▶ _What to work on_: Can you repeat the simulation setup text from "The simulation starts by determining" to "will be determined.", renaming "dimension" to "network size" throughout?

▶ _Extracted text_:
=====
The simulation environment has been set up using Java jdk8 under the Eclipse environment. All simulation runs were conducted on Intel (R) Core (TM) i7, 3.2 GHz Processor with 16 GB RAM, and 4 MB cache memory and windows 8.1 64-bit as an operating system. To conduct the simulation, we used a startup time equals to \(55\,\upmu s\) [19], speed of electronic links equals to 250 Mb/s and speed of optical links equal to 2.5 Gb/s [20]. The simulation measures computation time, communication time, speedup and efficiency. Several runs were conducted, where each run was repeated ten times, and the average was considered.

The implementation of our simulation has the following classes:

  • The distance matrix class is responsible for reading TSPLIB instances from the .tsp files and converts them to a distance matrix that stored the distances from each city to another.

  • The repetitive nearest neighbor class is responsible for performing the sequential nearest neighbor    algorithm on each city in the distance matrix.

  • The load balancing class is responsible for balancing N cities among P processors, where the balanced cities will be stored in the allocated cities array to be distributed to all processors.

  • The OTIS-Hypercube class contains objects of the adopted network size ranges of OTIS-Hypercube, where the simulation starts by specifying the optoelectronic architecture followed by choosing the network size to be one of the classes A, B, C or D.

  • The node class represents each processor and its data, such as its corresponding set of cities, the time required by each processor to find the nearest neighbor, the route matrix to store the generated routes and the cost matrix to store the cost of each route.

  • The OTIS-Mesh class contains objects of the adopted network size ranges of OTIS-Mesh.

The simulation starts by determining the desired optoelectronic architecture and the dimension chosen by the user. Thus, the number of groups, the number of processors inside each group and the type of the communication links optical or electronic links will be determined.
=====
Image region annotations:
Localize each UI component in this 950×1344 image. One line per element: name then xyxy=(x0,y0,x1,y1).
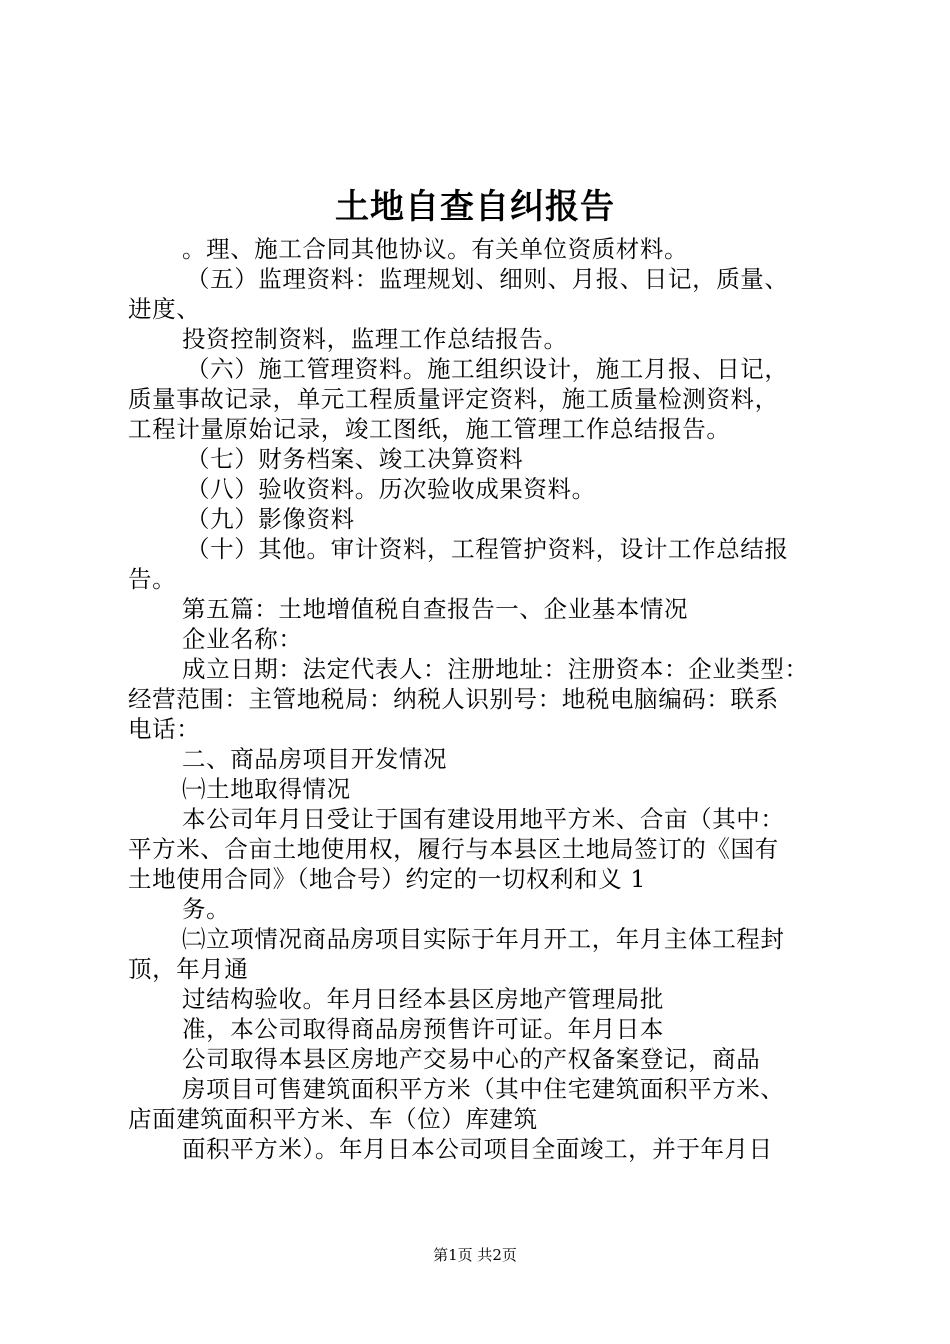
text-line: 经营范围：主管地税局：纳税人识别号：地税电脑编码：联系 xyxy=(128,685,779,713)
text-line: 投资控制资料，监理工作总结报告。 xyxy=(182,325,568,353)
text-line: 质量事故记录，单元工程质量评定资料，施工质量检测资料， xyxy=(128,385,779,413)
page-number-footer: 第1页 共2页 xyxy=(433,1246,517,1264)
text-line: 店面建筑面积平方米、车（位）库建筑 xyxy=(128,1105,538,1133)
text-line: 进度、 xyxy=(128,295,201,323)
text-line: 准，本公司取得商品房预售许可证。年月日本 xyxy=(182,1015,664,1043)
text-line: （五）监理资料：监理规划、细则、月报、日记，质量、 xyxy=(186,265,789,293)
text-line: ㈠土地取得情况 xyxy=(182,775,351,803)
text-line: 过结构验收。年月日经本县区房地产管理局批 xyxy=(182,985,664,1013)
text-line: （九）影像资料 xyxy=(186,505,355,533)
text-line: 顶，年月通 xyxy=(128,955,249,983)
text-line: （七）财务档案、竣工决算资料 xyxy=(186,445,524,473)
document-title: 土地自查自纠报告 xyxy=(335,187,615,227)
text-line: 二、商品房项目开发情况 xyxy=(182,745,448,773)
text-line: 电话： xyxy=(128,715,201,743)
document-body xyxy=(128,234,848,1164)
text-line: 平方米、合亩土地使用权，履行与本县区土地局签订的《国有 xyxy=(128,835,779,863)
text-line: 成立日期：法定代表人：注册地址：注册资本：企业类型： xyxy=(182,655,809,683)
text-line: 工程计量原始记录，竣工图纸，施工管理工作总结报告。 xyxy=(128,415,731,443)
text-line: 本公司年月日受让于国有建设用地平方米、合亩（其中： xyxy=(182,805,785,833)
text-line: 第五篇：土地增值税自查报告一、企业基本情况 xyxy=(182,595,689,623)
text-line: 房项目可售建筑面积平方米（其中住宅建筑面积平方米、 xyxy=(182,1075,785,1103)
text-line: 公司取得本县区房地产交易中心的产权备案登记，商品 xyxy=(182,1045,761,1073)
text-line: 告。 xyxy=(128,565,177,593)
text-line: （十）其他。审计资料，工程管护资料，设计工作总结报 xyxy=(186,535,789,563)
text-line: 土地使用合同》（地合号）约定的一切权利和义 1 xyxy=(128,865,646,893)
text-line: ㈡立项情况商品房项目实际于年月开工，年月主体工程封 xyxy=(182,925,785,953)
text-line: 务。 xyxy=(182,895,231,923)
text-line: （六）施工管理资料。施工组织设计，施工月报、日记， xyxy=(186,355,789,383)
text-line: 。理、施工合同其他协议。有关单位资质材料。 xyxy=(182,235,689,263)
text-line: （八）验收资料。历次验收成果资料。 xyxy=(186,475,596,503)
text-line: 企业名称： xyxy=(182,625,303,653)
text-line: 面积平方米）。年月日本公司项目全面竣工，并于年月日 xyxy=(182,1135,773,1163)
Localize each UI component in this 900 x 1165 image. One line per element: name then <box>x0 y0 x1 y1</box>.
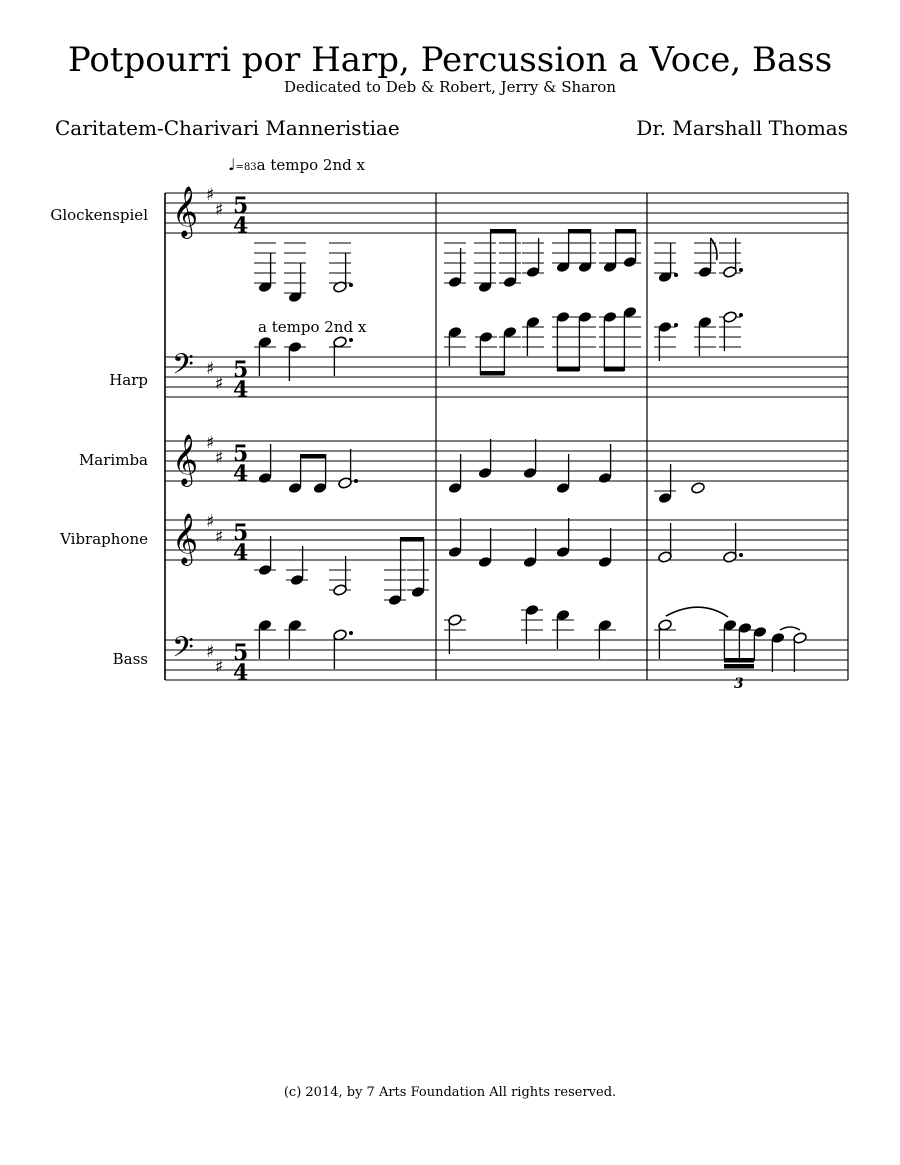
time-signature-bottom: 4 <box>233 461 249 487</box>
sharp-icon: ♯ <box>206 512 215 532</box>
beam <box>480 371 504 376</box>
tuplet-number: 3 <box>734 676 744 692</box>
sharp-icon: ♯ <box>206 642 215 662</box>
time-signature-top: 5 <box>233 520 249 546</box>
beam <box>724 664 754 669</box>
sharp-icon: ♯ <box>206 433 215 453</box>
tie <box>666 607 728 617</box>
copyright: (c) 2014, by 7 Arts Foundation All rights reserved. <box>283 1085 617 1100</box>
sharp-icon: ♯ <box>206 359 215 379</box>
sharp-icon: ♯ <box>215 527 224 547</box>
sharp-icon: ♯ <box>215 657 224 677</box>
quarter-note-icon: ♩ <box>228 155 236 174</box>
tempo-equals: = <box>235 162 244 173</box>
instrument-label-marimba: Marimba <box>78 451 148 469</box>
sharp-icon: ♯ <box>206 185 215 205</box>
instrument-label-harp: Harp <box>109 371 148 389</box>
time-signature-top: 5 <box>233 357 249 383</box>
beam <box>604 367 624 372</box>
composer: Dr. Marshall Thomas <box>636 116 848 140</box>
time-signature-bottom: 4 <box>233 213 249 239</box>
augmentation-dot <box>674 323 678 327</box>
beam <box>490 229 516 234</box>
treble-clef-icon: 𝄞 <box>172 513 199 564</box>
beam <box>568 229 591 234</box>
augmentation-dot <box>674 273 678 277</box>
beam <box>301 454 326 459</box>
augmentation-dot <box>739 268 743 272</box>
note-head <box>691 482 706 495</box>
harp-tempo-text: a tempo 2nd x <box>258 318 367 336</box>
instrument-label-glockenspiel: Glockenspiel <box>50 206 148 224</box>
augmentation-dot <box>349 283 353 287</box>
score-title: Potpourri por Harp, Percussion a Voce, Bass <box>67 40 833 80</box>
time-signature-top: 5 <box>233 441 249 467</box>
sharp-icon: ♯ <box>215 374 224 394</box>
bass-clef-icon: 𝄢 <box>172 348 194 388</box>
instrument-label-bass: Bass <box>112 650 148 668</box>
augmentation-dot <box>349 338 353 342</box>
sharp-icon: ♯ <box>215 200 224 220</box>
treble-clef-icon: 𝄞 <box>172 434 199 485</box>
treble-clef-icon: 𝄞 <box>172 186 199 237</box>
time-signature-top: 5 <box>233 193 249 219</box>
tempo-bpm: 83 <box>243 162 257 173</box>
augmentation-dot <box>349 631 353 635</box>
instrument-label-vibraphone: Vibraphone <box>60 530 148 548</box>
subtitle: Caritatem-Charivari Manneristiae <box>55 116 400 140</box>
dedication: Dedicated to Deb & Robert, Jerry & Sharon <box>283 78 616 96</box>
beam <box>400 537 424 542</box>
beam <box>615 229 636 234</box>
staff-harp <box>165 348 848 403</box>
sharp-icon: ♯ <box>215 448 224 468</box>
time-signature-bottom: 4 <box>233 377 249 403</box>
beam <box>724 658 754 663</box>
staff-vibraphone <box>165 512 848 566</box>
time-signature-bottom: 4 <box>233 540 249 566</box>
augmentation-dot <box>354 479 358 483</box>
time-signature-bottom: 4 <box>233 660 249 686</box>
augmentation-dot <box>739 313 743 317</box>
tie <box>780 627 800 630</box>
tempo-text: a tempo 2nd x <box>256 156 365 174</box>
bass-clef-icon: 𝄢 <box>172 631 194 671</box>
beam <box>557 367 579 372</box>
augmentation-dot <box>739 553 743 557</box>
note-flag <box>711 238 717 260</box>
time-signature-top: 5 <box>233 640 249 666</box>
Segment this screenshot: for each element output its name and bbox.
=====
▶ _Written solution_:
The simulation starts by determining the desired optoelectronic architecture and the network size chosen by the user. Thus, the number of groups, the number of processors inside each group and the type of the communication links optical or electronic links will be determined.